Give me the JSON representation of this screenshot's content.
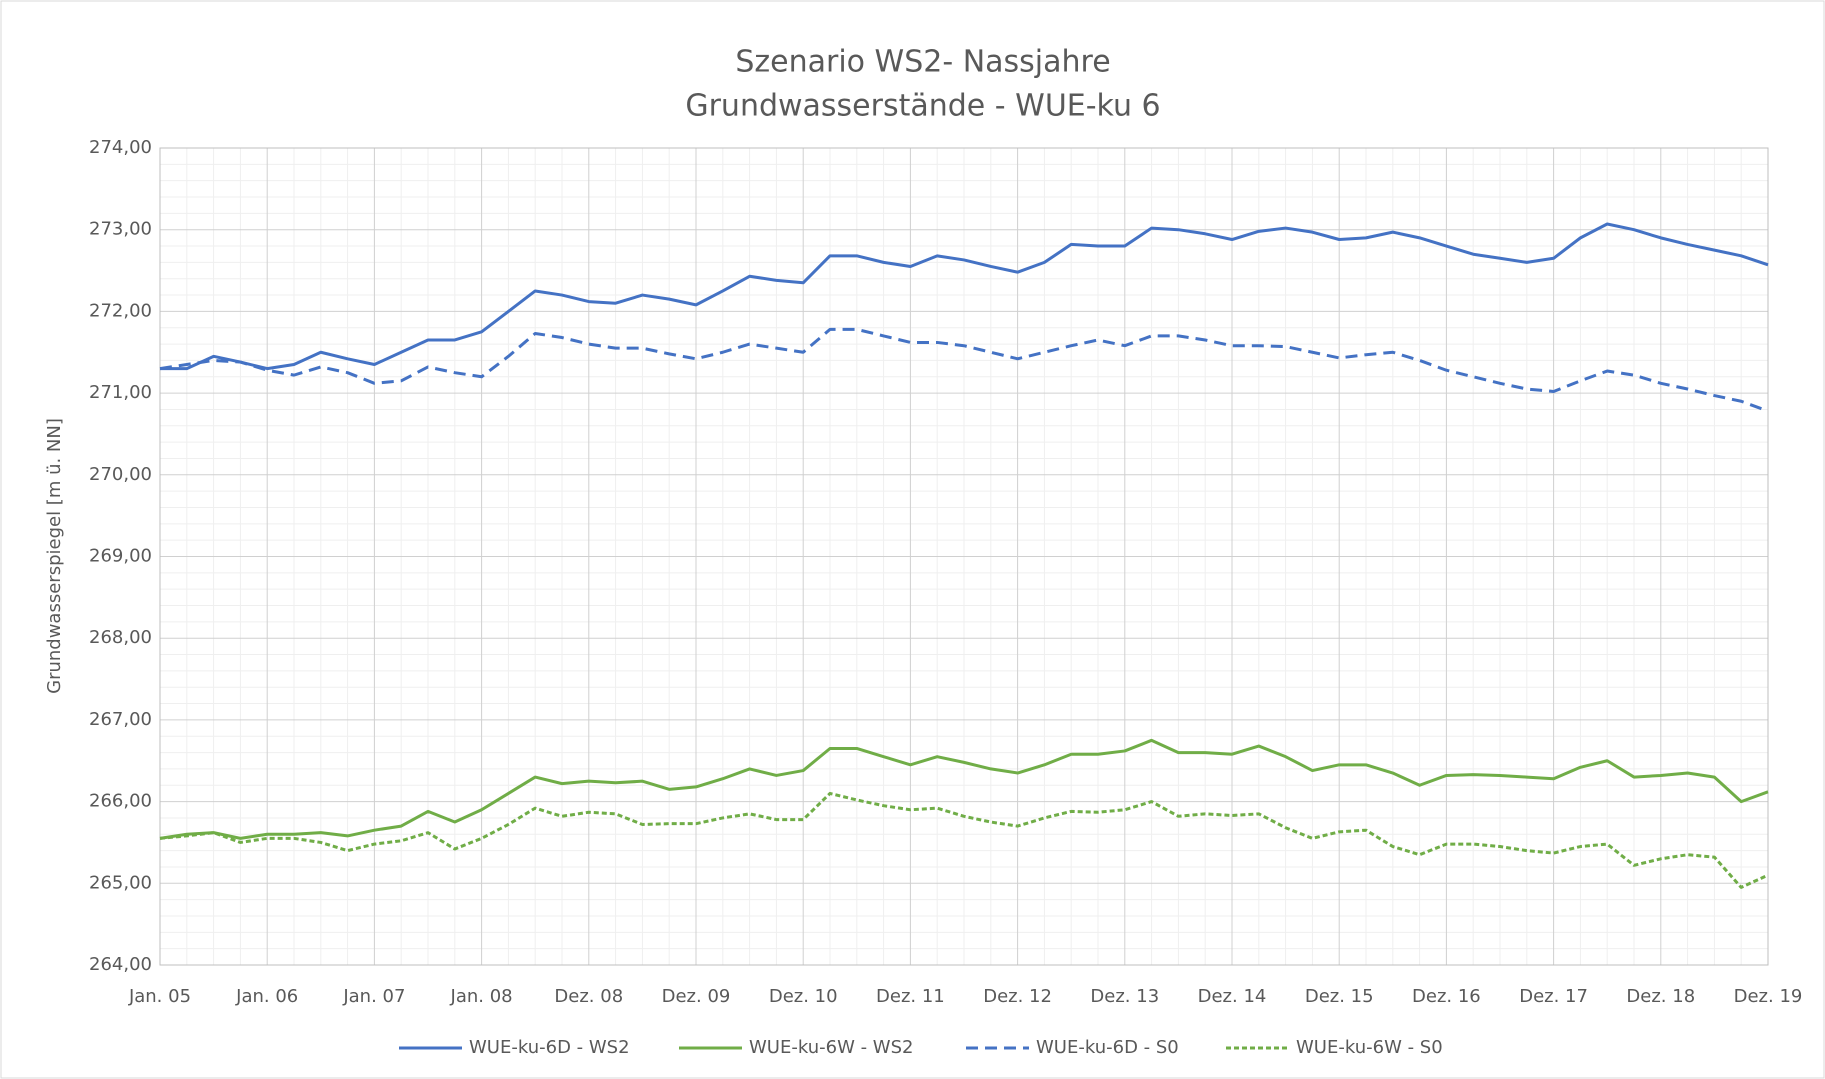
{
  "chart_data": {
    "type": "line",
    "title": "Szenario WS2- Nassjahre",
    "subtitle": "Grundwasserstände - WUE-ku 6",
    "y_label": "Grundwasserspiegel [m ü. NN]",
    "categories": [
      "Jan. 05",
      null,
      null,
      null,
      "Jan. 06",
      null,
      null,
      null,
      "Jan. 07",
      null,
      null,
      null,
      "Jan. 08",
      null,
      null,
      null,
      "Dez. 08",
      null,
      null,
      null,
      "Dez. 09",
      null,
      null,
      null,
      "Dez. 10",
      null,
      null,
      null,
      "Dez. 11",
      null,
      null,
      null,
      "Dez. 12",
      null,
      null,
      null,
      "Dez. 13",
      null,
      null,
      null,
      "Dez. 14",
      null,
      null,
      null,
      "Dez. 15",
      null,
      null,
      null,
      "Dez. 16",
      null,
      null,
      null,
      "Dez. 17",
      null,
      null,
      null,
      "Dez. 18",
      null,
      null,
      null,
      "Dez. 19"
    ],
    "series": [
      {
        "name": "WUE-ku-6D - WS2",
        "color": "#4472c4",
        "dashed": false,
        "values": [
          271.3,
          271.3,
          271.45,
          271.38,
          271.3,
          271.35,
          271.5,
          271.42,
          271.35,
          271.5,
          271.65,
          271.65,
          271.75,
          272.0,
          272.25,
          272.2,
          272.12,
          272.1,
          272.2,
          272.15,
          272.08,
          272.25,
          272.43,
          272.38,
          272.35,
          272.68,
          272.68,
          272.6,
          272.55,
          272.68,
          272.63,
          272.55,
          272.48,
          272.6,
          272.82,
          272.8,
          272.8,
          273.02,
          273.0,
          272.95,
          272.88,
          272.98,
          273.02,
          272.97,
          272.88,
          272.9,
          272.97,
          272.9,
          272.8,
          272.7,
          272.65,
          272.6,
          272.65,
          272.9,
          273.07,
          273.0,
          272.9,
          272.82,
          272.75,
          272.68,
          272.57
        ]
      },
      {
        "name": "WUE-ku-6W - WS2",
        "color": "#70ad47",
        "dashed": false,
        "values": [
          265.55,
          265.6,
          265.62,
          265.55,
          265.6,
          265.6,
          265.62,
          265.58,
          265.65,
          265.7,
          265.88,
          265.75,
          265.9,
          266.1,
          266.3,
          266.22,
          266.25,
          266.23,
          266.25,
          266.15,
          266.18,
          266.28,
          266.4,
          266.32,
          266.38,
          266.65,
          266.65,
          266.55,
          266.45,
          266.55,
          266.48,
          266.4,
          266.35,
          266.45,
          266.58,
          266.58,
          266.62,
          266.75,
          266.6,
          266.6,
          266.58,
          266.68,
          266.55,
          266.38,
          266.45,
          266.45,
          266.35,
          266.2,
          266.32,
          266.33,
          266.32,
          266.3,
          266.28,
          266.42,
          266.5,
          266.3,
          266.32,
          266.35,
          266.3,
          266.0,
          266.12
        ]
      },
      {
        "name": "WUE-ku-6D - S0",
        "color": "#4472c4",
        "dashed": true,
        "values": [
          271.3,
          271.35,
          271.4,
          271.38,
          271.28,
          271.22,
          271.32,
          271.25,
          271.12,
          271.15,
          271.32,
          271.25,
          271.2,
          271.45,
          271.73,
          271.68,
          271.6,
          271.55,
          271.55,
          271.48,
          271.42,
          271.5,
          271.6,
          271.55,
          271.5,
          271.78,
          271.78,
          271.7,
          271.62,
          271.62,
          271.58,
          271.5,
          271.42,
          271.5,
          271.58,
          271.65,
          271.58,
          271.7,
          271.7,
          271.65,
          271.58,
          271.58,
          271.57,
          271.5,
          271.43,
          271.47,
          271.5,
          271.4,
          271.28,
          271.2,
          271.12,
          271.05,
          271.02,
          271.15,
          271.27,
          271.22,
          271.12,
          271.05,
          270.97,
          270.9,
          270.78
        ]
      },
      {
        "name": "WUE-ku-6W - S0",
        "color": "#70ad47",
        "dashed": true,
        "values": [
          265.55,
          265.58,
          265.62,
          265.5,
          265.55,
          265.55,
          265.5,
          265.4,
          265.48,
          265.52,
          265.62,
          265.42,
          265.55,
          265.72,
          265.92,
          265.82,
          265.87,
          265.85,
          265.72,
          265.73,
          265.73,
          265.8,
          265.85,
          265.78,
          265.78,
          266.1,
          266.02,
          265.95,
          265.9,
          265.92,
          265.82,
          265.75,
          265.7,
          265.8,
          265.88,
          265.87,
          265.9,
          266.0,
          265.82,
          265.85,
          265.83,
          265.85,
          265.68,
          265.55,
          265.63,
          265.65,
          265.45,
          265.35,
          265.48,
          265.48,
          265.45,
          265.4,
          265.37,
          265.45,
          265.48,
          265.22,
          265.3,
          265.35,
          265.32,
          264.95,
          265.1
        ]
      }
    ],
    "ylim": [
      264,
      274
    ],
    "yticks": [
      {
        "value": 264,
        "label": "264,00"
      },
      {
        "value": 265,
        "label": "265,00"
      },
      {
        "value": 266,
        "label": "266,00"
      },
      {
        "value": 267,
        "label": "267,00"
      },
      {
        "value": 268,
        "label": "268,00"
      },
      {
        "value": 269,
        "label": "269,00"
      },
      {
        "value": 270,
        "label": "270,00"
      },
      {
        "value": 271,
        "label": "271,00"
      },
      {
        "value": 272,
        "label": "272,00"
      },
      {
        "value": 273,
        "label": "273,00"
      },
      {
        "value": 274,
        "label": "274,00"
      }
    ],
    "grid": true,
    "legend": "bottom"
  }
}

::::

* _REQUIRED WORK_
All of the material above needs to be restated exactly, with no pictures.

* _EXERCISE RESPONSE_
Give me the JSON representation of this screenshot's content.
{
  "chart_data": {
    "type": "line",
    "title": "Szenario WS2- Nassjahre",
    "subtitle": "Grundwasserstände - WUE-ku 6",
    "y_label": "Grundwasserspiegel [m ü. NN]",
    "categories": [
      "Jan. 05",
      null,
      null,
      null,
      "Jan. 06",
      null,
      null,
      null,
      "Jan. 07",
      null,
      null,
      null,
      "Jan. 08",
      null,
      null,
      null,
      "Dez. 08",
      null,
      null,
      null,
      "Dez. 09",
      null,
      null,
      null,
      "Dez. 10",
      null,
      null,
      null,
      "Dez. 11",
      null,
      null,
      null,
      "Dez. 12",
      null,
      null,
      null,
      "Dez. 13",
      null,
      null,
      null,
      "Dez. 14",
      null,
      null,
      null,
      "Dez. 15",
      null,
      null,
      null,
      "Dez. 16",
      null,
      null,
      null,
      "Dez. 17",
      null,
      null,
      null,
      "Dez. 18",
      null,
      null,
      null,
      "Dez. 19"
    ],
    "series": [
      {
        "name": "WUE-ku-6D - WS2",
        "color": "#4472c4",
        "dashed": false,
        "values": [
          271.3,
          271.3,
          271.45,
          271.38,
          271.3,
          271.35,
          271.5,
          271.42,
          271.35,
          271.5,
          271.65,
          271.65,
          271.75,
          272.0,
          272.25,
          272.2,
          272.12,
          272.1,
          272.2,
          272.15,
          272.08,
          272.25,
          272.43,
          272.38,
          272.35,
          272.68,
          272.68,
          272.6,
          272.55,
          272.68,
          272.63,
          272.55,
          272.48,
          272.6,
          272.82,
          272.8,
          272.8,
          273.02,
          273.0,
          272.95,
          272.88,
          272.98,
          273.02,
          272.97,
          272.88,
          272.9,
          272.97,
          272.9,
          272.8,
          272.7,
          272.65,
          272.6,
          272.65,
          272.9,
          273.07,
          273.0,
          272.9,
          272.82,
          272.75,
          272.68,
          272.57
        ]
      },
      {
        "name": "WUE-ku-6W - WS2",
        "color": "#70ad47",
        "dashed": false,
        "values": [
          265.55,
          265.6,
          265.62,
          265.55,
          265.6,
          265.6,
          265.62,
          265.58,
          265.65,
          265.7,
          265.88,
          265.75,
          265.9,
          266.1,
          266.3,
          266.22,
          266.25,
          266.23,
          266.25,
          266.15,
          266.18,
          266.28,
          266.4,
          266.32,
          266.38,
          266.65,
          266.65,
          266.55,
          266.45,
          266.55,
          266.48,
          266.4,
          266.35,
          266.45,
          266.58,
          266.58,
          266.62,
          266.75,
          266.6,
          266.6,
          266.58,
          266.68,
          266.55,
          266.38,
          266.45,
          266.45,
          266.35,
          266.2,
          266.32,
          266.33,
          266.32,
          266.3,
          266.28,
          266.42,
          266.5,
          266.3,
          266.32,
          266.35,
          266.3,
          266.0,
          266.12
        ]
      },
      {
        "name": "WUE-ku-6D - S0",
        "color": "#4472c4",
        "dashed": true,
        "values": [
          271.3,
          271.35,
          271.4,
          271.38,
          271.28,
          271.22,
          271.32,
          271.25,
          271.12,
          271.15,
          271.32,
          271.25,
          271.2,
          271.45,
          271.73,
          271.68,
          271.6,
          271.55,
          271.55,
          271.48,
          271.42,
          271.5,
          271.6,
          271.55,
          271.5,
          271.78,
          271.78,
          271.7,
          271.62,
          271.62,
          271.58,
          271.5,
          271.42,
          271.5,
          271.58,
          271.65,
          271.58,
          271.7,
          271.7,
          271.65,
          271.58,
          271.58,
          271.57,
          271.5,
          271.43,
          271.47,
          271.5,
          271.4,
          271.28,
          271.2,
          271.12,
          271.05,
          271.02,
          271.15,
          271.27,
          271.22,
          271.12,
          271.05,
          270.97,
          270.9,
          270.78
        ]
      },
      {
        "name": "WUE-ku-6W - S0",
        "color": "#70ad47",
        "dashed": true,
        "values": [
          265.55,
          265.58,
          265.62,
          265.5,
          265.55,
          265.55,
          265.5,
          265.4,
          265.48,
          265.52,
          265.62,
          265.42,
          265.55,
          265.72,
          265.92,
          265.82,
          265.87,
          265.85,
          265.72,
          265.73,
          265.73,
          265.8,
          265.85,
          265.78,
          265.78,
          266.1,
          266.02,
          265.95,
          265.9,
          265.92,
          265.82,
          265.75,
          265.7,
          265.8,
          265.88,
          265.87,
          265.9,
          266.0,
          265.82,
          265.85,
          265.83,
          265.85,
          265.68,
          265.55,
          265.63,
          265.65,
          265.45,
          265.35,
          265.48,
          265.48,
          265.45,
          265.4,
          265.37,
          265.45,
          265.48,
          265.22,
          265.3,
          265.35,
          265.32,
          264.95,
          265.1
        ]
      }
    ],
    "ylim": [
      264,
      274
    ],
    "yticks": [
      {
        "value": 264,
        "label": "264,00"
      },
      {
        "value": 265,
        "label": "265,00"
      },
      {
        "value": 266,
        "label": "266,00"
      },
      {
        "value": 267,
        "label": "267,00"
      },
      {
        "value": 268,
        "label": "268,00"
      },
      {
        "value": 269,
        "label": "269,00"
      },
      {
        "value": 270,
        "label": "270,00"
      },
      {
        "value": 271,
        "label": "271,00"
      },
      {
        "value": 272,
        "label": "272,00"
      },
      {
        "value": 273,
        "label": "273,00"
      },
      {
        "value": 274,
        "label": "274,00"
      }
    ],
    "grid": true,
    "legend": "bottom"
  }
}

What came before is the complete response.